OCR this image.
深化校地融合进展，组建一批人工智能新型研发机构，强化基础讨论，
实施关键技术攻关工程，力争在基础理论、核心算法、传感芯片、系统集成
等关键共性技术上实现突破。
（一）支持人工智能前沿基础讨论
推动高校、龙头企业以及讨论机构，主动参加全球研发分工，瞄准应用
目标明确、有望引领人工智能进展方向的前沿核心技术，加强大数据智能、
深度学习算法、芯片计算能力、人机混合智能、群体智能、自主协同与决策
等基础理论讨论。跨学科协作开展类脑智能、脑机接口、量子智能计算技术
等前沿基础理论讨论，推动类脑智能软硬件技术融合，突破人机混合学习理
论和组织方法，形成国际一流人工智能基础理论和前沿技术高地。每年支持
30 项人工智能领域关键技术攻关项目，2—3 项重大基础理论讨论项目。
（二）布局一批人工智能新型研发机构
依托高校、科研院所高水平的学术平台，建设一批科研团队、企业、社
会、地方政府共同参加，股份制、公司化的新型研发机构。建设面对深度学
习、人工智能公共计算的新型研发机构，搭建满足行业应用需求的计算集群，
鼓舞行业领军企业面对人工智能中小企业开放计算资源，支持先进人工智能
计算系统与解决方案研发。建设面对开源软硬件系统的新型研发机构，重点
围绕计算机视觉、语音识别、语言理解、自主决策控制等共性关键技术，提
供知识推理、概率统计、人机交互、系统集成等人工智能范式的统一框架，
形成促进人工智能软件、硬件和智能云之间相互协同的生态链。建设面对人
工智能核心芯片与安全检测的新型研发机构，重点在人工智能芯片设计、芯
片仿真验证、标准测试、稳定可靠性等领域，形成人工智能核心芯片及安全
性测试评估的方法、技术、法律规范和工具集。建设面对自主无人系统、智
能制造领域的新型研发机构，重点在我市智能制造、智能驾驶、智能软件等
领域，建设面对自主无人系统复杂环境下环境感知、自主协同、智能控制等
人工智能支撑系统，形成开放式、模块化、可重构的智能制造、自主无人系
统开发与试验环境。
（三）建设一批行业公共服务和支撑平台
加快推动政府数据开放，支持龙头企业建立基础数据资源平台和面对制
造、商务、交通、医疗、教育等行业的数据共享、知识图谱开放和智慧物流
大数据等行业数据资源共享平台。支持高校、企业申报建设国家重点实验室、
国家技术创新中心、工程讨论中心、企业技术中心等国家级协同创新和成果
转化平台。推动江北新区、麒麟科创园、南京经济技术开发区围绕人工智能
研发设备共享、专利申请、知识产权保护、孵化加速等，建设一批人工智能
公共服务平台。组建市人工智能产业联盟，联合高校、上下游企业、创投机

- - - - - - -

- [Task details]: Take the entries and copy them out exactly.

- [Written solution]:
OCR this image.
深化校地融合进展，组建一批人工智能新型研发机构，强化基础讨论，
实施关键技术攻关工程，力争在基础理论、核心算法、传感芯片、系统集成
等关键共性技术上实现突破。
（一）支持人工智能前沿基础讨论
推动高校、龙头企业以及讨论机构，主动参加全球研发分工，瞄准应用
目标明确、有望引领人工智能进展方向的前沿核心技术，加强大数据智能、
深度学习算法、芯片计算能力、人机混合智能、群体智能、自主协同与决策
等基础理论讨论。跨学科协作开展类脑智能、脑机接口、量子智能计算技术
等前沿基础理论讨论，推动类脑智能软硬件技术融合，突破人机混合学习理
论和组织方法，形成国际一流人工智能基础理论和前沿技术高地。每年支持
30 项人工智能领域关键技术攻关项目，2—3 项重大基础理论讨论项目。
（二）布局一批人工智能新型研发机构
依托高校、科研院所高水平的学术平台，建设一批科研团队、企业、社
会、地方政府共同参加，股份制、公司化的新型研发机构。建设面对深度学
习、人工智能公共计算的新型研发机构，搭建满足行业应用需求的计算集群，
鼓舞行业领军企业面对人工智能中小企业开放计算资源，支持先进人工智能
计算系统与解决方案研发。建设面对开源软硬件系统的新型研发机构，重点
围绕计算机视觉、语音识别、语言理解、自主决策控制等共性关键技术，提
供知识推理、概率统计、人机交互、系统集成等人工智能范式的统一框架，
形成促进人工智能软件、硬件和智能云之间相互协同的生态链。建设面对人
工智能核心芯片与安全检测的新型研发机构，重点在人工智能芯片设计、芯
片仿真验证、标准测试、稳定可靠性等领域，形成人工智能核心芯片及安全
性测试评估的方法、技术、法律规范和工具集。建设面对自主无人系统、智
能制造领域的新型研发机构，重点在我市智能制造、智能驾驶、智能软件等
领域，建设面对自主无人系统复杂环境下环境感知、自主协同、智能控制等
人工智能支撑系统，形成开放式、模块化、可重构的智能制造、自主无人系
统开发与试验环境。
（三）建设一批行业公共服务和支撑平台
加快推动政府数据开放，支持龙头企业建立基础数据资源平台和面对制
造、商务、交通、医疗、教育等行业的数据共享、知识图谱开放和智慧物流
大数据等行业数据资源共享平台。支持高校、企业申报建设国家重点实验室、
国家技术创新中心、工程讨论中心、企业技术中心等国家级协同创新和成果
转化平台。推动江北新区、麒麟科创园、南京经济技术开发区围绕人工智能
研发设备共享、专利申请、知识产权保护、孵化加速等，建设一批人工智能
公共服务平台。组建市人工智能产业联盟，联合高校、上下游企业、创投机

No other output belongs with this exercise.